PASSAGE FOR REVIEW =>
================

Rapport Management in Multi-session Interactions with a Social, Teachable Robot

Collaborators: Nichola Lubold, Leah Friedman, Erin Walker
University of Pittsburgh, Facet lab

This was an independent research project. I studied middle school students’ rapport (interpersonal closeness) with a robot called Emma for multiple sessions. Prior research has investigated the effects of social robots on student rapport and learning in a single session, but little is known about how individuals build rapport with a robot over multiple sessions. We modeled learners’ rapport-building linguistic strategies to understand whether the ways middle school students build rapport with the robot over time follow the same trends as human conversation, and how individual differences might mediate the rapport between human and robot.

================

Document layout detection data =>

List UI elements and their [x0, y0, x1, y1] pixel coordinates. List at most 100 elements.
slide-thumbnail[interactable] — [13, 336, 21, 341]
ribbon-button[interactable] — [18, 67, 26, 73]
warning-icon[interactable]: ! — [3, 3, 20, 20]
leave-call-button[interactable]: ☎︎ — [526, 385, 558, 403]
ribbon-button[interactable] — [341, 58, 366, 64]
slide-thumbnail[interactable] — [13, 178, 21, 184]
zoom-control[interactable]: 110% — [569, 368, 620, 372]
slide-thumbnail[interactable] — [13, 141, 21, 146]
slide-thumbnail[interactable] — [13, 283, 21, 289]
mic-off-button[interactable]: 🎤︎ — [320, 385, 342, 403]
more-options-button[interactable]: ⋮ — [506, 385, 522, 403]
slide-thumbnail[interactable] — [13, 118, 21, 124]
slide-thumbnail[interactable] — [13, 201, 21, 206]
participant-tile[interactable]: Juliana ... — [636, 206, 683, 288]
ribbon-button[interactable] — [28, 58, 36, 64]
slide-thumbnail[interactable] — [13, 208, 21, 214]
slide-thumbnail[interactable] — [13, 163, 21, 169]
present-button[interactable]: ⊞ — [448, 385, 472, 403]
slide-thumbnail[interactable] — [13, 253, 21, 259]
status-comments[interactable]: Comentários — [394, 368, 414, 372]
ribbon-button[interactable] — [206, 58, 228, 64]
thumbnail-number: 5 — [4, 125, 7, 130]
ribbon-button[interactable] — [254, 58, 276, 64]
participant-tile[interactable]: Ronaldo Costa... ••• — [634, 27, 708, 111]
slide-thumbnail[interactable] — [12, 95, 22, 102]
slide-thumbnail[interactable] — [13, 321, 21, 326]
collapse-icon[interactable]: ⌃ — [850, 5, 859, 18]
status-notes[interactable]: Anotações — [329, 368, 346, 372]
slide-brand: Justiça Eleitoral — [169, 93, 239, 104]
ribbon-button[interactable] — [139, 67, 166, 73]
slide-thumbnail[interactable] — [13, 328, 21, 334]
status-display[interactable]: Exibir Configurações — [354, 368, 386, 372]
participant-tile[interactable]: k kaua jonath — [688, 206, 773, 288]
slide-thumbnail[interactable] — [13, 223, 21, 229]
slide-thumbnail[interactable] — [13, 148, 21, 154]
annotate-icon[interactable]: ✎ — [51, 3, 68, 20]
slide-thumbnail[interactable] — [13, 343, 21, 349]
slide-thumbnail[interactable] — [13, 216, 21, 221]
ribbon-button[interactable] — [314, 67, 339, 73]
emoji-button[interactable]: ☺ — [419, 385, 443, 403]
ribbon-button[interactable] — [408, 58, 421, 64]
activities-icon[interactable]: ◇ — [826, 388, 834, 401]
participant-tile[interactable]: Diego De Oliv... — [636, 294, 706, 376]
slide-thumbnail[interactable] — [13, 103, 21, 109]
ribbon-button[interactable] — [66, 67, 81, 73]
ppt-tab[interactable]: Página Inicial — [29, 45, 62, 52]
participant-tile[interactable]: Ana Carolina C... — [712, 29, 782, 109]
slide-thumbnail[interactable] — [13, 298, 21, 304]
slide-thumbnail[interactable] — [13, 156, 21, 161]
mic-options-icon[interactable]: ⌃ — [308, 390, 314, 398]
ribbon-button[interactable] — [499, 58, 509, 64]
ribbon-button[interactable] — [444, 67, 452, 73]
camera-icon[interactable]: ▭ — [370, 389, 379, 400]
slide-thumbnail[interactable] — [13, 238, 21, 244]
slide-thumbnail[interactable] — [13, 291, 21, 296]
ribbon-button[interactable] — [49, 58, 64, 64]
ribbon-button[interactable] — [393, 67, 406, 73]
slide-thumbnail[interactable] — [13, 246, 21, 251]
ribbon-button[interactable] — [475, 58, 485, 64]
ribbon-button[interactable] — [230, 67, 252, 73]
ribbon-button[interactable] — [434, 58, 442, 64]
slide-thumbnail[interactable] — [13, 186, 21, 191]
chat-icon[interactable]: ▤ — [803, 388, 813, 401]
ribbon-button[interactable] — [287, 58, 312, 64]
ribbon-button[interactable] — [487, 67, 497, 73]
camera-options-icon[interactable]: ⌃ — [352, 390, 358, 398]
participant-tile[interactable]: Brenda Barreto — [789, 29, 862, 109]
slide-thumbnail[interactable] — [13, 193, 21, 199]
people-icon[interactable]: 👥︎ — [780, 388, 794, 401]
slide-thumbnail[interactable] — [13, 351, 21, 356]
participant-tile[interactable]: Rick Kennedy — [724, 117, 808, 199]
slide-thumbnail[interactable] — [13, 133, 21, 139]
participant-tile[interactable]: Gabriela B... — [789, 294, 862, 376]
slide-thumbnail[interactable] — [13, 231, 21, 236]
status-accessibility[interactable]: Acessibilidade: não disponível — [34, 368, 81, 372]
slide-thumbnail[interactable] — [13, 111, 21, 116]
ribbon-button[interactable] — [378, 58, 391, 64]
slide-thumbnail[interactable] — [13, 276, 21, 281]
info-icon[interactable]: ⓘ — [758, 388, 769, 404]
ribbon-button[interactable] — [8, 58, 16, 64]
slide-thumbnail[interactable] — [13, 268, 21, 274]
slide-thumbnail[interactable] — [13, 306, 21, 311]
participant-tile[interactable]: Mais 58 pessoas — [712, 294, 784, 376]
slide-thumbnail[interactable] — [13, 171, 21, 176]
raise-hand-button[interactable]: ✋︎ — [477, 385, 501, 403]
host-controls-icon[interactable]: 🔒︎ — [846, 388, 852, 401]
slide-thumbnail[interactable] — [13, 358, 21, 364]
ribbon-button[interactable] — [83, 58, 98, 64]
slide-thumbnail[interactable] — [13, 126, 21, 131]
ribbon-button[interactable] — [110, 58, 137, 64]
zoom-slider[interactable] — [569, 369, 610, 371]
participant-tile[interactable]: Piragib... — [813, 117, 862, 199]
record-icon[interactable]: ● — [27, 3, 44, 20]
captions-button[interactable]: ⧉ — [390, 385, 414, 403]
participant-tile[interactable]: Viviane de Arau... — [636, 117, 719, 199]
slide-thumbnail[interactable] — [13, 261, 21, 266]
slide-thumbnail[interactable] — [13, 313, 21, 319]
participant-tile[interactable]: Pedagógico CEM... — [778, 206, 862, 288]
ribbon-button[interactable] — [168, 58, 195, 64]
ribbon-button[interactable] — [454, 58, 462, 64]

================

EXERCISE 1 => In the passage about rapport with a teachable robot, what was the robot called?
EXERCISE 2 => Change the passage about rapport with a teachable robot by writing it out from "Collaborators: Nichola Lubold, Leah" up to and including "human and robot.", replacing "Emma" with "Nova".
This material has no connection to the passage about rapport with a teachable robot.

REPLY 1 => The robot was called Emma.

REPLY 2 =>
Collaborators: Nichola Lubold, Leah Friedman, Erin Walker
University of Pittsburgh, Facet lab

This was an independent research project. I studied middle school students’ rapport (interpersonal closeness) with a robot called Nova for multiple sessions. Prior research has investigated the effects of social robots on student rapport and learning in a single session, but little is known about how individuals build rapport with a robot over multiple sessions. We modeled learners’ rapport-building linguistic strategies to understand whether the ways middle school students build rapport with the robot over time follow the same trends as human conversation, and how individual differences might mediate the rapport between human and robot.